GOAL: Repeat the listing exactly as given, omitting every image.
═══ EXTRACTED ENTRIES
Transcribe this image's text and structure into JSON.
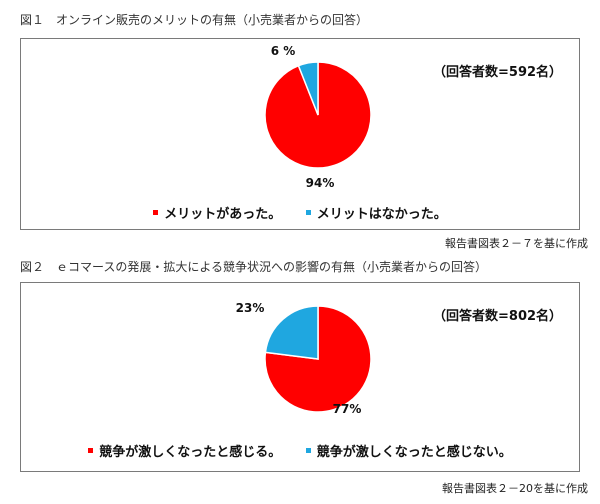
{
  "chart_data": [
    {
      "type": "pie",
      "title": "図１　オンライン販売のメリットの有無（小売業者からの回答）",
      "respondents": "（回答者数=592名）",
      "slices": [
        {
          "name": "メリットがあった。",
          "value": 94,
          "label": "94%",
          "color": "#ff0000"
        },
        {
          "name": "メリットはなかった。",
          "value": 6,
          "label": "6 %",
          "color": "#1fa7e0"
        }
      ],
      "legend_position": "bottom",
      "source": "報告書図表２－７を基に作成"
    },
    {
      "type": "pie",
      "title": "図２　ｅコマースの発展・拡大による競争状況への影響の有無（小売業者からの回答）",
      "respondents": "（回答者数=802名）",
      "slices": [
        {
          "name": "競争が激しくなったと感じる。",
          "value": 77,
          "label": "77%",
          "color": "#ff0000"
        },
        {
          "name": "競争が激しくなったと感じない。",
          "value": 23,
          "label": "23%",
          "color": "#1fa7e0"
        }
      ],
      "legend_position": "bottom",
      "source": "報告書図表２－20を基に作成"
    }
  ]
}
══════
CORRECT RESPONSE:
Transcribe this image's text and structure into JSON.
{
  "chart_data": [
    {
      "type": "pie",
      "title": "図１　オンライン販売のメリットの有無（小売業者からの回答）",
      "respondents": "（回答者数=592名）",
      "slices": [
        {
          "name": "メリットがあった。",
          "value": 94,
          "label": "94%",
          "color": "#ff0000"
        },
        {
          "name": "メリットはなかった。",
          "value": 6,
          "label": "6 %",
          "color": "#1fa7e0"
        }
      ],
      "legend_position": "bottom",
      "source": "報告書図表２－７を基に作成"
    },
    {
      "type": "pie",
      "title": "図２　ｅコマースの発展・拡大による競争状況への影響の有無（小売業者からの回答）",
      "respondents": "（回答者数=802名）",
      "slices": [
        {
          "name": "競争が激しくなったと感じる。",
          "value": 77,
          "label": "77%",
          "color": "#ff0000"
        },
        {
          "name": "競争が激しくなったと感じない。",
          "value": 23,
          "label": "23%",
          "color": "#1fa7e0"
        }
      ],
      "legend_position": "bottom",
      "source": "報告書図表２－20を基に作成"
    }
  ]
}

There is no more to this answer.